+++ EXCERPTED DATA
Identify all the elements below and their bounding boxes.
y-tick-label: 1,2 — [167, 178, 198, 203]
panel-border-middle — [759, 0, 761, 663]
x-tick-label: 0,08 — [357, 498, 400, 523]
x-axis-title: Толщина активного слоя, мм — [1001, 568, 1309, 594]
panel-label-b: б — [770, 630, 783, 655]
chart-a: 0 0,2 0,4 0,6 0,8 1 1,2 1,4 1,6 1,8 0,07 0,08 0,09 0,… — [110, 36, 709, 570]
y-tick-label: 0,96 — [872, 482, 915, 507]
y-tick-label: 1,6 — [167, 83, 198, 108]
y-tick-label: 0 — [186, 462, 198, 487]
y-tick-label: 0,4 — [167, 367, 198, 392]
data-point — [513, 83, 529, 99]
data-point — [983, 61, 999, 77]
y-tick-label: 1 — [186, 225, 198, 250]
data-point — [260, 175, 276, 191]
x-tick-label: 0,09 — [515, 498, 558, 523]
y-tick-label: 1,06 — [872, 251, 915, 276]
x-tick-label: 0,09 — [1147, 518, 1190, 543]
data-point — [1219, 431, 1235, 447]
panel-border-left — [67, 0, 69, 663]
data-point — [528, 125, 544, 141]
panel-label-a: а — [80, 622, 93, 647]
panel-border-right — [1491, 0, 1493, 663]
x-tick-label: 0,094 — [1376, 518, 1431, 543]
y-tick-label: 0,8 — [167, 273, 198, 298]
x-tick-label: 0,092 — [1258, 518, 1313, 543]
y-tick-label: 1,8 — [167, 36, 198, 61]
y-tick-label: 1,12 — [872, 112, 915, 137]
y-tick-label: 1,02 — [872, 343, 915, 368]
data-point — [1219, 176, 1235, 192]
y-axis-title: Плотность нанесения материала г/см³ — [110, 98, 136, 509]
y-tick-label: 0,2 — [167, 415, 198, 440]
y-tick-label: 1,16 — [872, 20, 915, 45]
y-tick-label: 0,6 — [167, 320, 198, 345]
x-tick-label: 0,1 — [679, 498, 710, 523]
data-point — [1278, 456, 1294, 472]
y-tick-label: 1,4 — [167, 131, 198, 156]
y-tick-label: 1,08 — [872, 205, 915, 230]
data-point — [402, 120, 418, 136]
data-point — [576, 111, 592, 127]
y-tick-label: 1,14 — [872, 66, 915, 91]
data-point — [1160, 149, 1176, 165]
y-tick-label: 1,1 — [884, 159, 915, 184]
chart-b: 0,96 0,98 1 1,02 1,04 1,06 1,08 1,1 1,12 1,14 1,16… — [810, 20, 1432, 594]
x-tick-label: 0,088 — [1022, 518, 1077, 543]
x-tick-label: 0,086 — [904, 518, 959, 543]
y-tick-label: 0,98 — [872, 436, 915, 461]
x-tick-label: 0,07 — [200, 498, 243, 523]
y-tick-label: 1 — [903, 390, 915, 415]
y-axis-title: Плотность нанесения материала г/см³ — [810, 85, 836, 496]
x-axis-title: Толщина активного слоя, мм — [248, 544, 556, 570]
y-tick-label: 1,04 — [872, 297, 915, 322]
++++++
**SHORT PROBLEM**
In the entries above, switch "data-point" to "marker" everywhere and give all the lines back with nothing else changed.

**THE ANSWER**
Identify all the elements below and their bounding boxes.
y-tick-label: 1,2 — [167, 178, 198, 203]
panel-border-middle — [759, 0, 761, 663]
x-tick-label: 0,08 — [357, 498, 400, 523]
x-axis-title: Толщина активного слоя, мм — [1001, 568, 1309, 594]
panel-label-b: б — [770, 630, 783, 655]
chart-a: 0 0,2 0,4 0,6 0,8 1 1,2 1,4 1,6 1,8 0,07 0,08 0,09 0,… — [110, 36, 709, 570]
y-tick-label: 0,96 — [872, 482, 915, 507]
y-tick-label: 1,6 — [167, 83, 198, 108]
y-tick-label: 0 — [186, 462, 198, 487]
y-tick-label: 0,4 — [167, 367, 198, 392]
marker — [513, 83, 529, 99]
marker — [983, 61, 999, 77]
y-tick-label: 1 — [186, 225, 198, 250]
marker — [260, 175, 276, 191]
x-tick-label: 0,09 — [515, 498, 558, 523]
y-tick-label: 1,06 — [872, 251, 915, 276]
x-tick-label: 0,09 — [1147, 518, 1190, 543]
marker — [1219, 431, 1235, 447]
panel-border-left — [67, 0, 69, 663]
marker — [528, 125, 544, 141]
panel-label-a: а — [80, 622, 93, 647]
panel-border-right — [1491, 0, 1493, 663]
x-tick-label: 0,094 — [1376, 518, 1431, 543]
y-tick-label: 0,8 — [167, 273, 198, 298]
x-tick-label: 0,092 — [1258, 518, 1313, 543]
y-tick-label: 1,8 — [167, 36, 198, 61]
y-tick-label: 1,12 — [872, 112, 915, 137]
y-tick-label: 1,02 — [872, 343, 915, 368]
marker — [1219, 176, 1235, 192]
y-axis-title: Плотность нанесения материала г/см³ — [110, 98, 136, 509]
y-tick-label: 0,2 — [167, 415, 198, 440]
y-tick-label: 1,16 — [872, 20, 915, 45]
y-tick-label: 0,6 — [167, 320, 198, 345]
x-tick-label: 0,1 — [679, 498, 710, 523]
marker — [1278, 456, 1294, 472]
y-tick-label: 1,4 — [167, 131, 198, 156]
y-tick-label: 1,08 — [872, 205, 915, 230]
marker — [402, 120, 418, 136]
marker — [576, 111, 592, 127]
y-tick-label: 1,14 — [872, 66, 915, 91]
marker — [1160, 149, 1176, 165]
y-tick-label: 1,1 — [884, 159, 915, 184]
chart-b: 0,96 0,98 1 1,02 1,04 1,06 1,08 1,1 1,12 1,14 1,16… — [810, 20, 1432, 594]
x-tick-label: 0,088 — [1022, 518, 1077, 543]
x-tick-label: 0,086 — [904, 518, 959, 543]
y-tick-label: 0,98 — [872, 436, 915, 461]
x-tick-label: 0,07 — [200, 498, 243, 523]
y-tick-label: 1 — [903, 390, 915, 415]
y-axis-title: Плотность нанесения материала г/см³ — [810, 85, 836, 496]
x-axis-title: Толщина активного слоя, мм — [248, 544, 556, 570]
y-tick-label: 1,04 — [872, 297, 915, 322]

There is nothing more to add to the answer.